** STATED PROBLEM **
Below are the records; locate each line with the word "JSON" and copy it.

** RECORDS FOR THIS TASK **
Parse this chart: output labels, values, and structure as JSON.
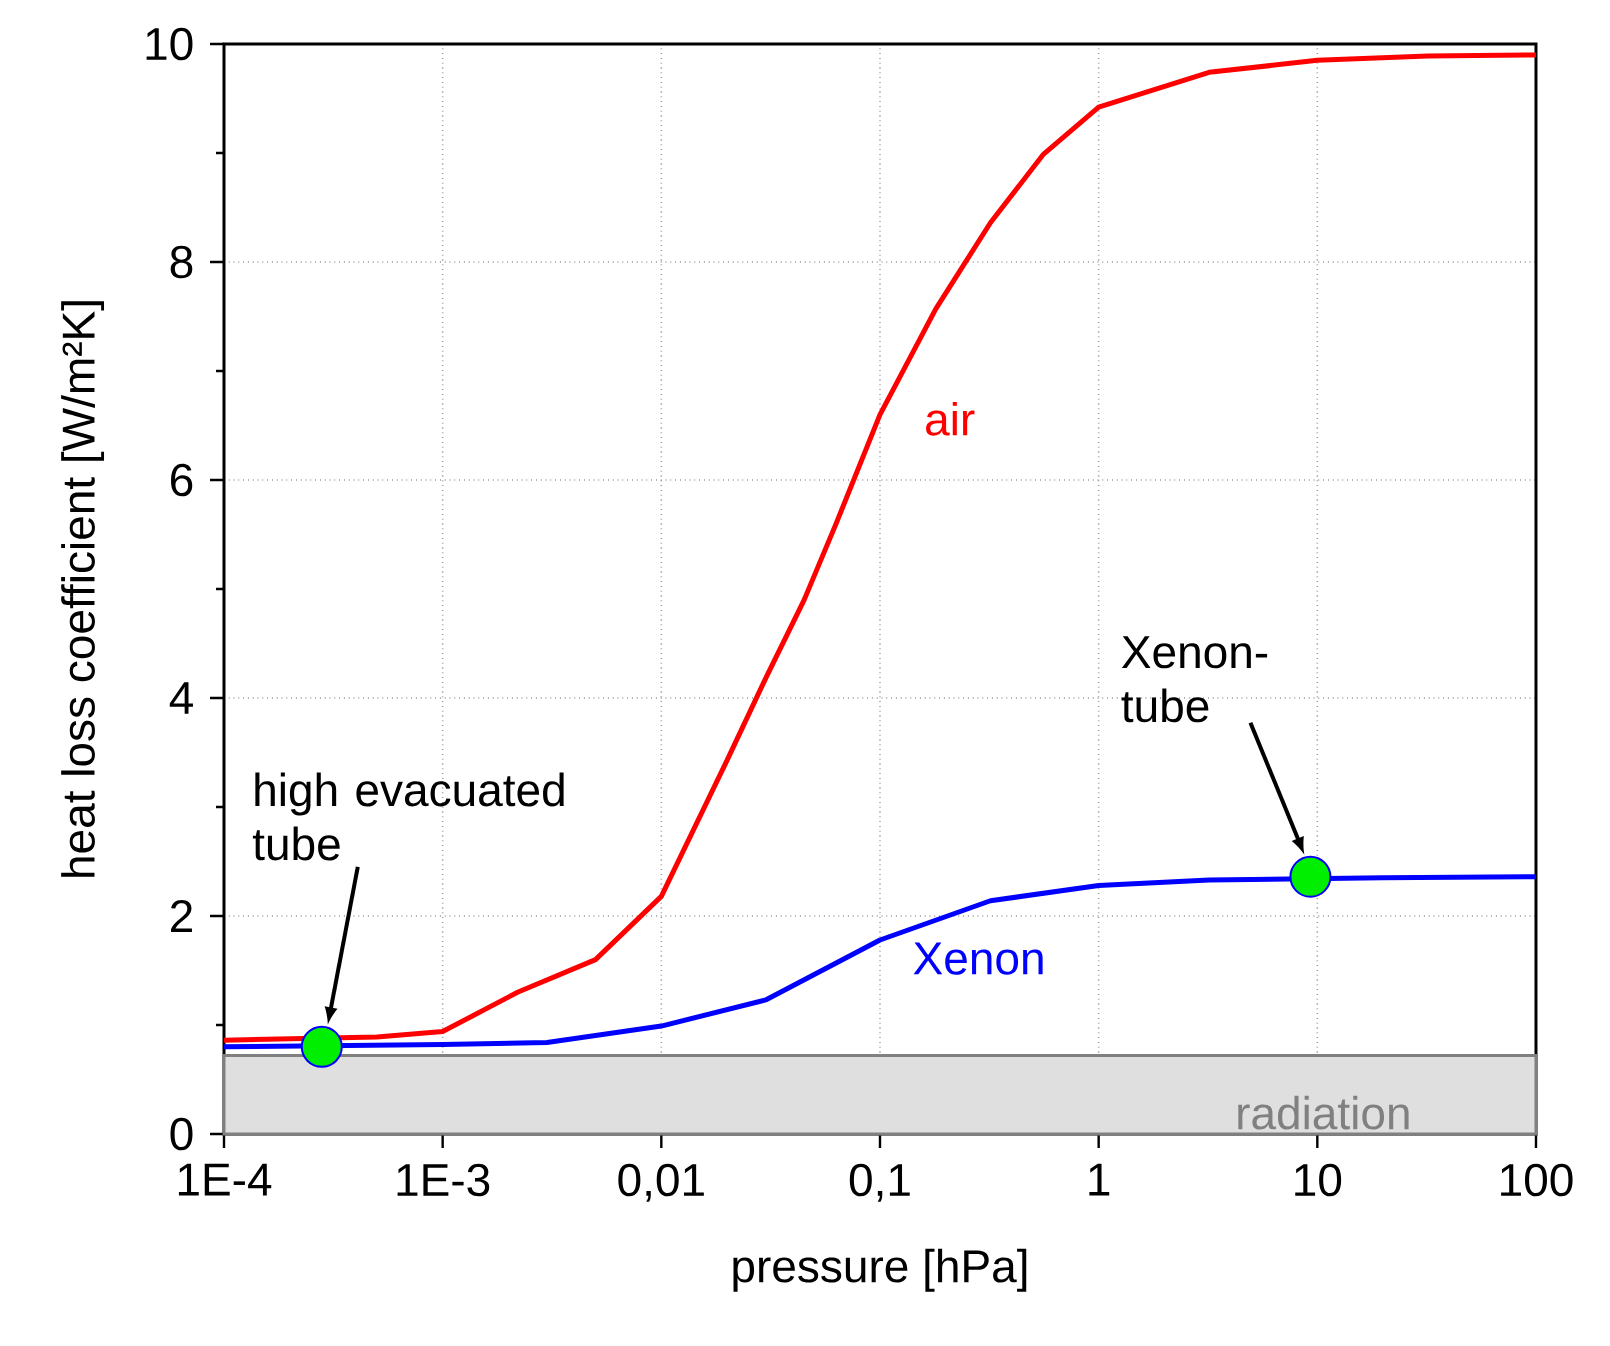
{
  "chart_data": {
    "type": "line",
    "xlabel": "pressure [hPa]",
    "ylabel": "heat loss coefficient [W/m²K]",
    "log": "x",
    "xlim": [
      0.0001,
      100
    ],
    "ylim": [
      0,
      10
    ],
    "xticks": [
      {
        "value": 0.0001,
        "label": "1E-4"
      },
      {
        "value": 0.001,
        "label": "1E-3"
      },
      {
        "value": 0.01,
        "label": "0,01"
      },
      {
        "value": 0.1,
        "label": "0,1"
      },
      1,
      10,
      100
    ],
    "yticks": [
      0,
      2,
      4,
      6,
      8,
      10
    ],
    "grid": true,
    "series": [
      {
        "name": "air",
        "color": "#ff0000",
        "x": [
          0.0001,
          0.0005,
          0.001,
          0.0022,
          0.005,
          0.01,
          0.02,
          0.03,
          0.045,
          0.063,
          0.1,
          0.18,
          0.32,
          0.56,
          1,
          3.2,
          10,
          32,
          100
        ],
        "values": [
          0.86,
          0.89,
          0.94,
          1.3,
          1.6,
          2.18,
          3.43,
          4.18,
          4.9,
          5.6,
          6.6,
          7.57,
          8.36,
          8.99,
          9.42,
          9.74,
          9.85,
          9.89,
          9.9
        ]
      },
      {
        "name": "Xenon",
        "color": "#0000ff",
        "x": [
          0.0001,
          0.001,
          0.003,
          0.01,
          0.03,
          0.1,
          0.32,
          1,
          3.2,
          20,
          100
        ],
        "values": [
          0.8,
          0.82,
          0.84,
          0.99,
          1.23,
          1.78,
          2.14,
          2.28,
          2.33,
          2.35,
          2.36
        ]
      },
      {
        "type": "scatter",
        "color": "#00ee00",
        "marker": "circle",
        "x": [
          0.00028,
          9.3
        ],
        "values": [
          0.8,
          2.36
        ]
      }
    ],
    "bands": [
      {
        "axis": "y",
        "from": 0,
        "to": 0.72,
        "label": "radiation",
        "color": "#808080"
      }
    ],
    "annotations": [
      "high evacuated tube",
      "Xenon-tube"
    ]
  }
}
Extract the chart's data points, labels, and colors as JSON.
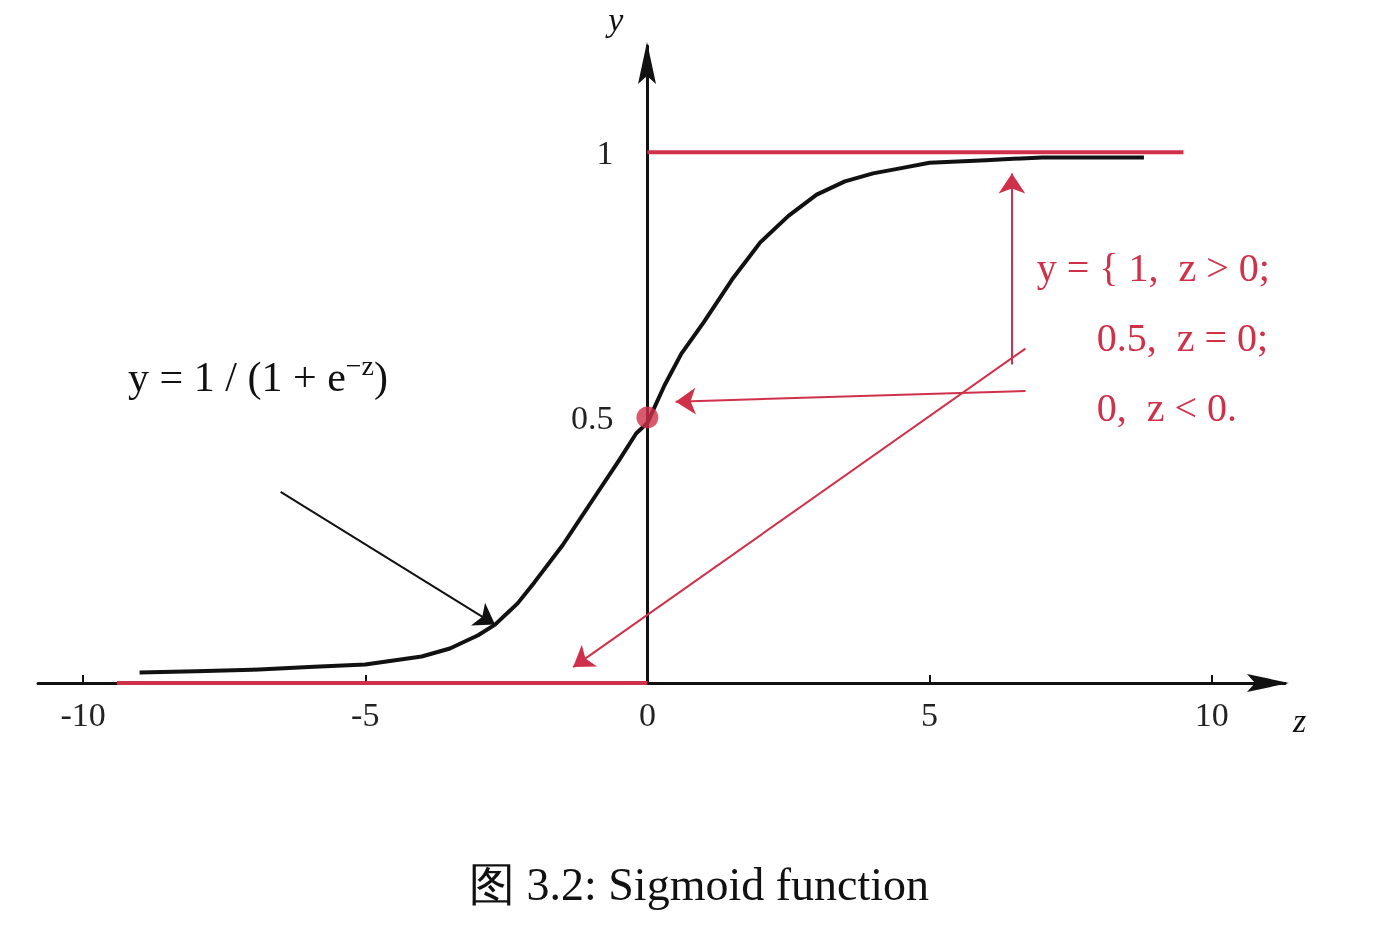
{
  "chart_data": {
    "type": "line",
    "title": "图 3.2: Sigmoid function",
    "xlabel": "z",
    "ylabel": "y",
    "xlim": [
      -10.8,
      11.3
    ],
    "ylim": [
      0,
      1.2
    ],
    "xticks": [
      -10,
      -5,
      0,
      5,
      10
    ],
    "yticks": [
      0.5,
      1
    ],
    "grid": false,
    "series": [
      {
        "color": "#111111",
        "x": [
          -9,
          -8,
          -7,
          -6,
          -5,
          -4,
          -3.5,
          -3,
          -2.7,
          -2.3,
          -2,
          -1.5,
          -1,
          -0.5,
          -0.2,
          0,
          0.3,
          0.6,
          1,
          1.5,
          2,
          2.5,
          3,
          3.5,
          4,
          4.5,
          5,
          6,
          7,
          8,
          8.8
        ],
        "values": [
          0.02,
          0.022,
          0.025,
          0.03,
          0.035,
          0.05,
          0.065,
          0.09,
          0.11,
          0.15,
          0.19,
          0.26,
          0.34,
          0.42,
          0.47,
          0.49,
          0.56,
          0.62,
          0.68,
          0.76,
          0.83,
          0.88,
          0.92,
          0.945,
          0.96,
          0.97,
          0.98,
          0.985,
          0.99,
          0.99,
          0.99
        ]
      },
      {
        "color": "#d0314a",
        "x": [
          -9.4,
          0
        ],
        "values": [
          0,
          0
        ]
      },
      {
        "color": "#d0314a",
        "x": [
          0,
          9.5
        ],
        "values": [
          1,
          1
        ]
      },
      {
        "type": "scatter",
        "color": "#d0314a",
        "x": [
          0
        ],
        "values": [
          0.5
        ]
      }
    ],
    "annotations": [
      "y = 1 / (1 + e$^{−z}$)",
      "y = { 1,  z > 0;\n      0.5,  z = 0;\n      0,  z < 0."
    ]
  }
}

** WRITTEN ANSWER **
Parse this chart: output labels, values, and structure as JSON.
Extract the chart's data points, labels, and colors as JSON.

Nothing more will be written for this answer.